> Your objective
Check every line of the material below for the string "অবলম", and return the ones that have it.

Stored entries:
========

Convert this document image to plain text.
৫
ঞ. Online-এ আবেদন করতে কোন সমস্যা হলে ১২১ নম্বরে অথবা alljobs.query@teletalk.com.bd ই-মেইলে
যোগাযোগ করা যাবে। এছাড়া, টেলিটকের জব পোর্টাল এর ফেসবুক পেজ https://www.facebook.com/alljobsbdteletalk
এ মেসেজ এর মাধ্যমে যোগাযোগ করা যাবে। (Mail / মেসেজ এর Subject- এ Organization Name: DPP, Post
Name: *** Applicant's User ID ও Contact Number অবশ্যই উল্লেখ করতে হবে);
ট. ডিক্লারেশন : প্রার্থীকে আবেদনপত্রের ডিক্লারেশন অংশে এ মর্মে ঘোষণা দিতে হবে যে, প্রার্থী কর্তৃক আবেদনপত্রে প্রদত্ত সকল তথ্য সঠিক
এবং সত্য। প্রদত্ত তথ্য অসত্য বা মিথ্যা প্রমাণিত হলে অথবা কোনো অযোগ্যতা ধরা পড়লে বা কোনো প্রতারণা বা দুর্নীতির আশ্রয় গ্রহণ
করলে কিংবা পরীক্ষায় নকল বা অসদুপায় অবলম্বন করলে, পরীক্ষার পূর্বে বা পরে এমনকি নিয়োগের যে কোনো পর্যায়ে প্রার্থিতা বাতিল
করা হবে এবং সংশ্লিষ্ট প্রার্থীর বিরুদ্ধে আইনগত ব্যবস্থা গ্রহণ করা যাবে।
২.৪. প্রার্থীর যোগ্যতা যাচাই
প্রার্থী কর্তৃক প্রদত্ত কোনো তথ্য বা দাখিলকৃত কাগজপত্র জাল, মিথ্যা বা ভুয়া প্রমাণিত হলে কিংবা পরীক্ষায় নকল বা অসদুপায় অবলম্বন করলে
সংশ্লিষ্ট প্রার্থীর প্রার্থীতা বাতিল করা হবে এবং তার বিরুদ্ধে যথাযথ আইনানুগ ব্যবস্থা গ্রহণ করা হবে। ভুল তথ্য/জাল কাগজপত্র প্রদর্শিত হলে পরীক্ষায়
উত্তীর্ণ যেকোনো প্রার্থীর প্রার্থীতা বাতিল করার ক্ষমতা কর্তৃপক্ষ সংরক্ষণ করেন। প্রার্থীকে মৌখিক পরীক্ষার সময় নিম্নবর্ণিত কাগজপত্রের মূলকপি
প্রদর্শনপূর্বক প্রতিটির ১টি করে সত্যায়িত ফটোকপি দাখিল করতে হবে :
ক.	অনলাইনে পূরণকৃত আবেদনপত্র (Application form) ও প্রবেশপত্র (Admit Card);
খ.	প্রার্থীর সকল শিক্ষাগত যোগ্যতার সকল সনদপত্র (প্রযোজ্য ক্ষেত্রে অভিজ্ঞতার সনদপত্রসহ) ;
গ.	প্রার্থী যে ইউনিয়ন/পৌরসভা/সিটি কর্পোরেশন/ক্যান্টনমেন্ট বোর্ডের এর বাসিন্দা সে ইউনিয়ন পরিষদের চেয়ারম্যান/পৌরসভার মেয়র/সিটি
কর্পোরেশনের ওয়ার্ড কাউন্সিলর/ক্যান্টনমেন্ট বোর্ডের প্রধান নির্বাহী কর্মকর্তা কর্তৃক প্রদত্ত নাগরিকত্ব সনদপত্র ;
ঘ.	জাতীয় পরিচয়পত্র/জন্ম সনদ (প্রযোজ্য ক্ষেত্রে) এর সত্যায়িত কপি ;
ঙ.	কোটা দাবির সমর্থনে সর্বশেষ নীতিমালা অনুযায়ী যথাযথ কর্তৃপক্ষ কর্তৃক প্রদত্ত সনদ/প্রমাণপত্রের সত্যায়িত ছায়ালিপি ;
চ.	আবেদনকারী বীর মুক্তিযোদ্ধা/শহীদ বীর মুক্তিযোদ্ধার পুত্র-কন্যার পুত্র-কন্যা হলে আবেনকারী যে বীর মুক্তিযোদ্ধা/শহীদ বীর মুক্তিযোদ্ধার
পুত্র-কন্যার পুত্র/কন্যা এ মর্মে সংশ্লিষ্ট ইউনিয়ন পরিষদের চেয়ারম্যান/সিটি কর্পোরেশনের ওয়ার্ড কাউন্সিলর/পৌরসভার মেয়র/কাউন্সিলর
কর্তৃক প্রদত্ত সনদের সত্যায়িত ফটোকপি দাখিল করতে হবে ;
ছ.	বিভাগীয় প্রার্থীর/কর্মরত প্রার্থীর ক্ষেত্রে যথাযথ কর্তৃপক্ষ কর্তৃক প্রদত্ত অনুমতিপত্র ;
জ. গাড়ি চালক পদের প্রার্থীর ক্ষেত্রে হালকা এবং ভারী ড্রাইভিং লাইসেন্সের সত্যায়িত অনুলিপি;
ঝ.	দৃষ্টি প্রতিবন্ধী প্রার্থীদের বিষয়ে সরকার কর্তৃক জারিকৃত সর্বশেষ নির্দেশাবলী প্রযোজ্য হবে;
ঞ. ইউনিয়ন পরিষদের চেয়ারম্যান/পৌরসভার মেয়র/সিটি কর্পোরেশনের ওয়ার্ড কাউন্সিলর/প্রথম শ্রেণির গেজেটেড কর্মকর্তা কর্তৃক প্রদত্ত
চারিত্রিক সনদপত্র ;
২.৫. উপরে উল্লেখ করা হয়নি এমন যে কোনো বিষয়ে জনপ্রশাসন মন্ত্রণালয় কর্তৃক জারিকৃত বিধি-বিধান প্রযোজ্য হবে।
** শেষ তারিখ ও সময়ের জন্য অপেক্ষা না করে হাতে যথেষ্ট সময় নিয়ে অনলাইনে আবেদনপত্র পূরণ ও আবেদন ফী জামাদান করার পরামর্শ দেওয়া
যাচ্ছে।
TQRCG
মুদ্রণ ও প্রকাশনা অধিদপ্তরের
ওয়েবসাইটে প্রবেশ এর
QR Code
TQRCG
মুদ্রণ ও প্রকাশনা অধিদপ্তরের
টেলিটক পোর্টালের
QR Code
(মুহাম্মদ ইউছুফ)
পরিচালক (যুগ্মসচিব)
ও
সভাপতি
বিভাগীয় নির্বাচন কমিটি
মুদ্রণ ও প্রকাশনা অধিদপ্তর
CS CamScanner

========

> Answer
করলে কিংবা পরীক্ষায় নকল বা অসদুপায় অবলম্বন করলে, পরীক্ষার পূর্বে বা পরে এমনকি নিয়োগের যে কোনো পর্যায়ে প্রার্থিতা বাতিল
প্রার্থী কর্তৃক প্রদত্ত কোনো তথ্য বা দাখিলকৃত কাগজপত্র জাল, মিথ্যা বা ভুয়া প্রমাণিত হলে কিংবা পরীক্ষায় নকল বা অসদুপায় অবলম্বন করলে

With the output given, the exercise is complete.